Short task: Which lines in the entries below contain the string "icon"? List every one of them in full.

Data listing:

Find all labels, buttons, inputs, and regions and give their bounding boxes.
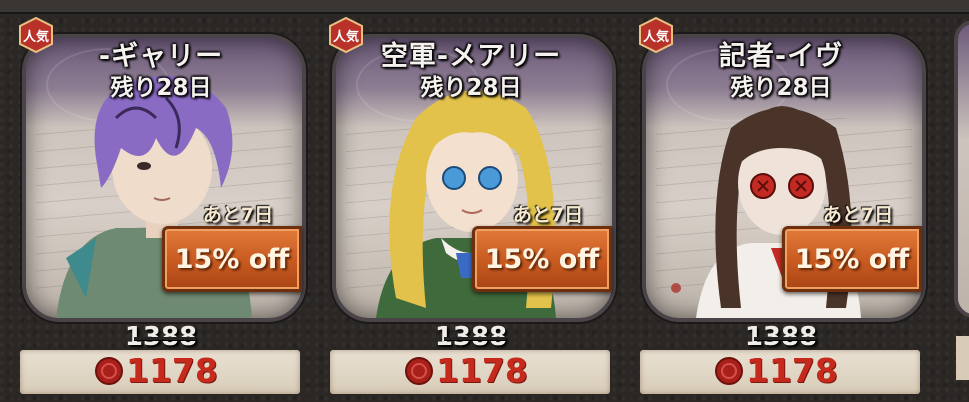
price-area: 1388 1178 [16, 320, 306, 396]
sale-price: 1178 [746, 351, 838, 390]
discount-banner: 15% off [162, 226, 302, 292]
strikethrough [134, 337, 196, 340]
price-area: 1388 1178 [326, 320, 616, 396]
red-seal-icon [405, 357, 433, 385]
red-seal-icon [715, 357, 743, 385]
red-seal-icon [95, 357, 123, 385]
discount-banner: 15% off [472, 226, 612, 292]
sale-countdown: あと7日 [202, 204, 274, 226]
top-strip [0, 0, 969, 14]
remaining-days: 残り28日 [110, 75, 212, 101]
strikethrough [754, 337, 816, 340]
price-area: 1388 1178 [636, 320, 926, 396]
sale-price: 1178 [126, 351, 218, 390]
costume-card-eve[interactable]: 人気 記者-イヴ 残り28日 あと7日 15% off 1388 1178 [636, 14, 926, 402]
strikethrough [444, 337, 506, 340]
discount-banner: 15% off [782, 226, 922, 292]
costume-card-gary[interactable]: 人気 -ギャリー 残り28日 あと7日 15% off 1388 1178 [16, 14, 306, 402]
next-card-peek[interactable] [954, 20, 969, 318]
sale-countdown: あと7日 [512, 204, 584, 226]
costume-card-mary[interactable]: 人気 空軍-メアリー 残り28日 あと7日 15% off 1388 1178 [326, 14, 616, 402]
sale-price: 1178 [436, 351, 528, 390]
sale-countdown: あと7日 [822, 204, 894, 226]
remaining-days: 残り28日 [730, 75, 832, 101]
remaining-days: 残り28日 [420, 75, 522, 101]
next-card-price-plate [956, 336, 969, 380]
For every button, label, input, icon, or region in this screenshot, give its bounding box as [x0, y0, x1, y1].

Response:
red-seal-icon [405, 357, 433, 385]
red-seal-icon [715, 357, 743, 385]
red-seal-icon [95, 357, 123, 385]
For every button, label, input, icon, or region in this screenshot, give its bounding box as [x0, y0, x1, y1].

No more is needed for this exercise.